Task goal:
Reproduce all entries precisely as they are written.

Record extracts:

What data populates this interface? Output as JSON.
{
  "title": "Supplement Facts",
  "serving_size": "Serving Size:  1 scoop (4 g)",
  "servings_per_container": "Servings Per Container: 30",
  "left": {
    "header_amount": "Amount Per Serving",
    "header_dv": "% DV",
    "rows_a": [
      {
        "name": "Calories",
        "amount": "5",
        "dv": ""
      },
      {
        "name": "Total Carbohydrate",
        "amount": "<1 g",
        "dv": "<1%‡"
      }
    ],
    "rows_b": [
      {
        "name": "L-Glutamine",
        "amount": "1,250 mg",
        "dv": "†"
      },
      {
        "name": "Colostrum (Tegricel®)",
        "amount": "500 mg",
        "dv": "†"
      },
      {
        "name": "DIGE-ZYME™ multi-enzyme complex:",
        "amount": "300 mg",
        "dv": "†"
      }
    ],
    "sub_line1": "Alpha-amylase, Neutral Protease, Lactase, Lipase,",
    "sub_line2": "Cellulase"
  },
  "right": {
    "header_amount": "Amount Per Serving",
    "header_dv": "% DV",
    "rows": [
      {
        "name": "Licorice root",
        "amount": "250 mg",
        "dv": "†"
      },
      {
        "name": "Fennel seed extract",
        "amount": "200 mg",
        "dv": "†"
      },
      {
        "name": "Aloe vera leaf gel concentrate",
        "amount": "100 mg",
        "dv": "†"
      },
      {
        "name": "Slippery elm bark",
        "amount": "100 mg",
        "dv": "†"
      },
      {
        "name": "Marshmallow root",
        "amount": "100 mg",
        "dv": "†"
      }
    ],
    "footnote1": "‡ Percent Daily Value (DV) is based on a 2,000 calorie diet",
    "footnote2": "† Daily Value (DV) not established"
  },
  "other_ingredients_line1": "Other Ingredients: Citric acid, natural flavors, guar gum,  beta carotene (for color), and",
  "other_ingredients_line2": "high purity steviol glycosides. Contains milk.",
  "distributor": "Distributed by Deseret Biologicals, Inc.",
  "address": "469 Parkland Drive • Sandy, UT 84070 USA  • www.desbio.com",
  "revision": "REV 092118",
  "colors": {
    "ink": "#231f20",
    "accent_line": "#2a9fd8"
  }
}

Exercise output:
What data populates this interface? Output as JSON.
{
  "title": "Supplement Facts",
  "serving_size": "Serving Size:  1 scoop (4 g)",
  "servings_per_container": "Servings Per Container: 30",
  "left": {
    "header_amount": "Amount Per Serving",
    "header_dv": "% DV",
    "rows_a": [
      {
        "name": "Calories",
        "amount": "5",
        "dv": ""
      },
      {
        "name": "Total Carbohydrate",
        "amount": "<1 g",
        "dv": "<1%‡"
      }
    ],
    "rows_b": [
      {
        "name": "L-Glutamine",
        "amount": "1,250 mg",
        "dv": "†"
      },
      {
        "name": "Colostrum (Tegricel®)",
        "amount": "500 mg",
        "dv": "†"
      },
      {
        "name": "DIGE-ZYME™ multi-enzyme complex:",
        "amount": "300 mg",
        "dv": "†"
      }
    ],
    "sub_line1": "Alpha-amylase, Neutral Protease, Lactase, Lipase,",
    "sub_line2": "Cellulase"
  },
  "right": {
    "header_amount": "Amount Per Serving",
    "header_dv": "% DV",
    "rows": [
      {
        "name": "Licorice root",
        "amount": "250 mg",
        "dv": "†"
      },
      {
        "name": "Fennel seed extract",
        "amount": "200 mg",
        "dv": "†"
      },
      {
        "name": "Aloe vera leaf gel concentrate",
        "amount": "100 mg",
        "dv": "†"
      },
      {
        "name": "Slippery elm bark",
        "amount": "100 mg",
        "dv": "†"
      },
      {
        "name": "Marshmallow root",
        "amount": "100 mg",
        "dv": "†"
      }
    ],
    "footnote1": "‡ Percent Daily Value (DV) is based on a 2,000 calorie diet",
    "footnote2": "† Daily Value (DV) not established"
  },
  "other_ingredients_line1": "Other Ingredients: Citric acid, natural flavors, guar gum,  beta carotene (for color), and",
  "other_ingredients_line2": "high purity steviol glycosides. Contains milk.",
  "distributor": "Distributed by Deseret Biologicals, Inc.",
  "address": "469 Parkland Drive • Sandy, UT 84070 USA  • www.desbio.com",
  "revision": "REV 092118",
  "colors": {
    "ink": "#231f20",
    "accent_line": "#2a9fd8"
  }
}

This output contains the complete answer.